Stated goal: Write out every entry, unchanged. Skip any picture.
** BEGIN **
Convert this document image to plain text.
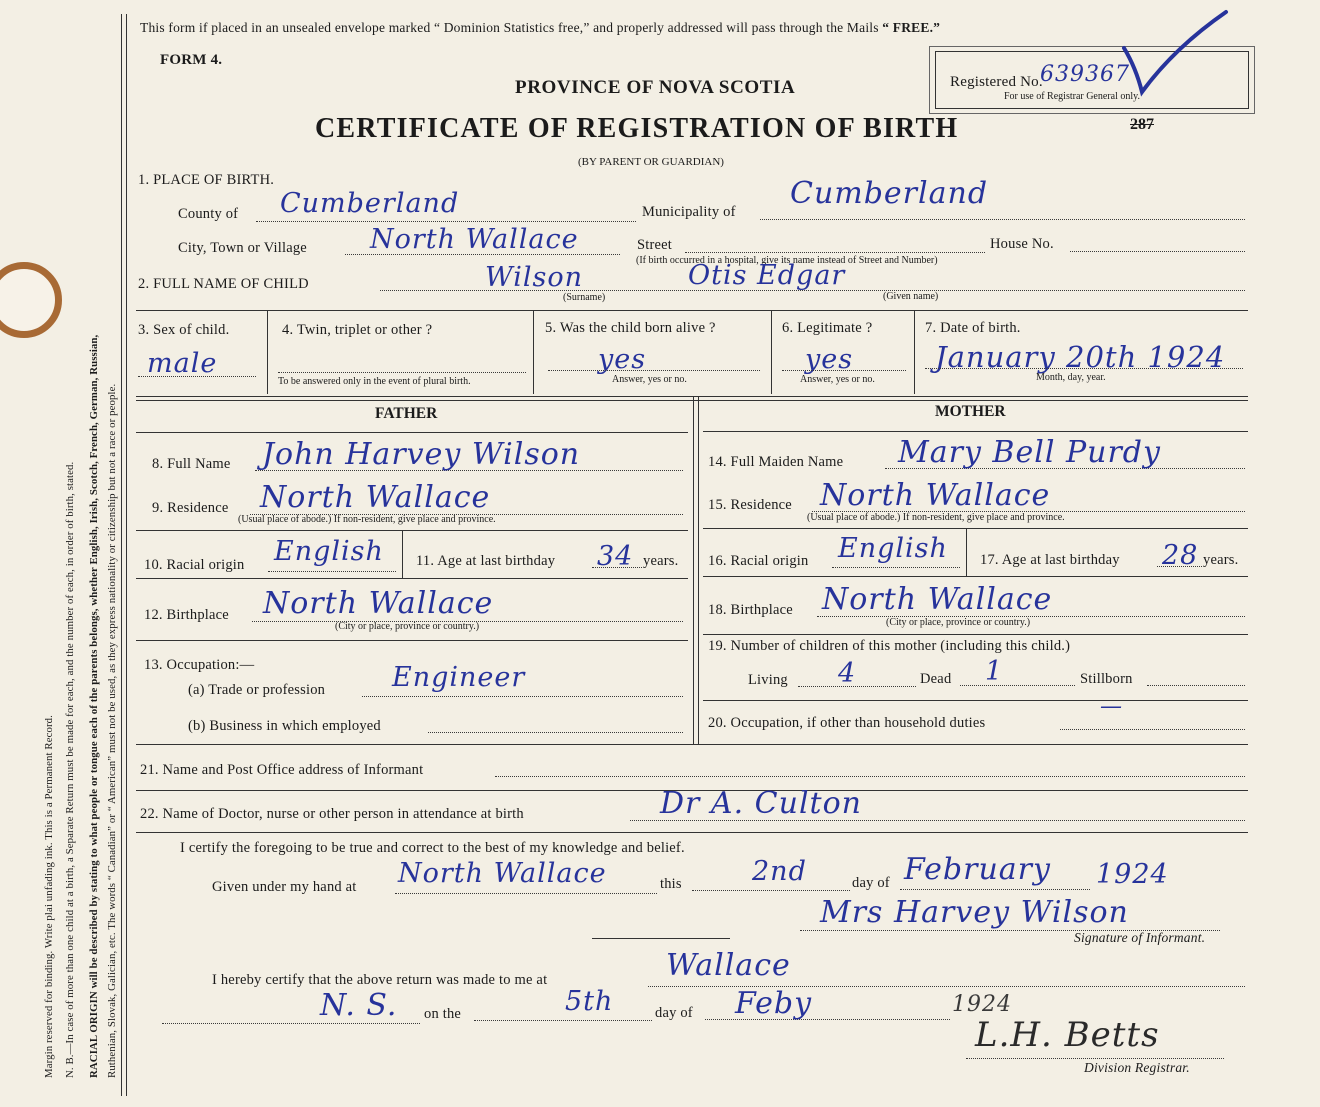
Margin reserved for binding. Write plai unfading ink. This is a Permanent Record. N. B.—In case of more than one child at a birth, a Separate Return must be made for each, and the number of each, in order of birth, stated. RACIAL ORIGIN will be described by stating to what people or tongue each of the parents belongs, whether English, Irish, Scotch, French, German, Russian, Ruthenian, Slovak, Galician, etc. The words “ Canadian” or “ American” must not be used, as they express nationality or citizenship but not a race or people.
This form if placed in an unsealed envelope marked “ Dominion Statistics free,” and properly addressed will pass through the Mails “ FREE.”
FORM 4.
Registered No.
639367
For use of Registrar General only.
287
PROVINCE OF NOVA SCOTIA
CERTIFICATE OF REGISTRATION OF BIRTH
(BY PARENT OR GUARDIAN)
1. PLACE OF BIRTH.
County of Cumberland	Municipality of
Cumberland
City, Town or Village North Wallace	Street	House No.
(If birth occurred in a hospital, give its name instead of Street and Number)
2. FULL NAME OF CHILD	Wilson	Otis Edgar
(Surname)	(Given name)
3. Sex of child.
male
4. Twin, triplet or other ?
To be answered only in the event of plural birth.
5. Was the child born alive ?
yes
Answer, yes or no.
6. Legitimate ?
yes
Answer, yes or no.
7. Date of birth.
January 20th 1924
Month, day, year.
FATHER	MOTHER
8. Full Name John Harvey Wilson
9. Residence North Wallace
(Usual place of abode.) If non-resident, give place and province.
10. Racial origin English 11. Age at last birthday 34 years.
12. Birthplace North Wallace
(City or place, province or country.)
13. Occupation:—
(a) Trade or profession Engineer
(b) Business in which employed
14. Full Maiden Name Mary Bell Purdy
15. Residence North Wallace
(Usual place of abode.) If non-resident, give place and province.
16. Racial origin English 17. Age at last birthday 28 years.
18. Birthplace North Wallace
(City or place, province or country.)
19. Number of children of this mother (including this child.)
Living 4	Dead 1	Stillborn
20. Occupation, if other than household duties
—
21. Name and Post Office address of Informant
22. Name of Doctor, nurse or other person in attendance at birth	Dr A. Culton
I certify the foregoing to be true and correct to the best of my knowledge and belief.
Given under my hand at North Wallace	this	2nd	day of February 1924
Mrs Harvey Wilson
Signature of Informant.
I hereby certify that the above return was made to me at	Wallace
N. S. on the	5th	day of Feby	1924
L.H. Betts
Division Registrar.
** END **
Completed exercise:
Convert this document image to plain text.
Margin reserved for binding. Write plai unfading ink. This is a Permanent Record. N. B.—In case of more than one child at a birth, a Separate Return must be made for each, and the number of each, in order of birth, stated. RACIAL ORIGIN will be described by stating to what people or tongue each of the parents belongs, whether English, Irish, Scotch, French, German, Russian, Ruthenian, Slovak, Galician, etc. The words “ Canadian” or “ American” must not be used, as they express nationality or citizenship but not a race or people.
This form if placed in an unsealed envelope marked “ Dominion Statistics free,” and properly addressed will pass through the Mails “ FREE.”
FORM 4.
Registered No.
639367
For use of Registrar General only.
287
PROVINCE OF NOVA SCOTIA
CERTIFICATE OF REGISTRATION OF BIRTH
(BY PARENT OR GUARDIAN)
1. PLACE OF BIRTH.
County of Cumberland	Municipality of
Cumberland
City, Town or Village North Wallace	Street	House No.
(If birth occurred in a hospital, give its name instead of Street and Number)
2. FULL NAME OF CHILD	Wilson	Otis Edgar
(Surname)	(Given name)
3. Sex of child.
male
4. Twin, triplet or other ?
To be answered only in the event of plural birth.
5. Was the child born alive ?
yes
Answer, yes or no.
6. Legitimate ?
yes
Answer, yes or no.
7. Date of birth.
January 20th 1924
Month, day, year.
FATHER	MOTHER
8. Full Name John Harvey Wilson
9. Residence North Wallace
(Usual place of abode.) If non-resident, give place and province.
10. Racial origin English 11. Age at last birthday 34 years.
12. Birthplace North Wallace
(City or place, province or country.)
13. Occupation:—
(a) Trade or profession Engineer
(b) Business in which employed
14. Full Maiden Name Mary Bell Purdy
15. Residence North Wallace
(Usual place of abode.) If non-resident, give place and province.
16. Racial origin English 17. Age at last birthday 28 years.
18. Birthplace North Wallace
(City or place, province or country.)
19. Number of children of this mother (including this child.)
Living 4	Dead 1	Stillborn
20. Occupation, if other than household duties
—
21. Name and Post Office address of Informant
22. Name of Doctor, nurse or other person in attendance at birth	Dr A. Culton
I certify the foregoing to be true and correct to the best of my knowledge and belief.
Given under my hand at North Wallace	this	2nd	day of February 1924
Mrs Harvey Wilson
Signature of Informant.
I hereby certify that the above return was made to me at	Wallace
N. S. on the	5th	day of Feby	1924
L.H. Betts
Division Registrar.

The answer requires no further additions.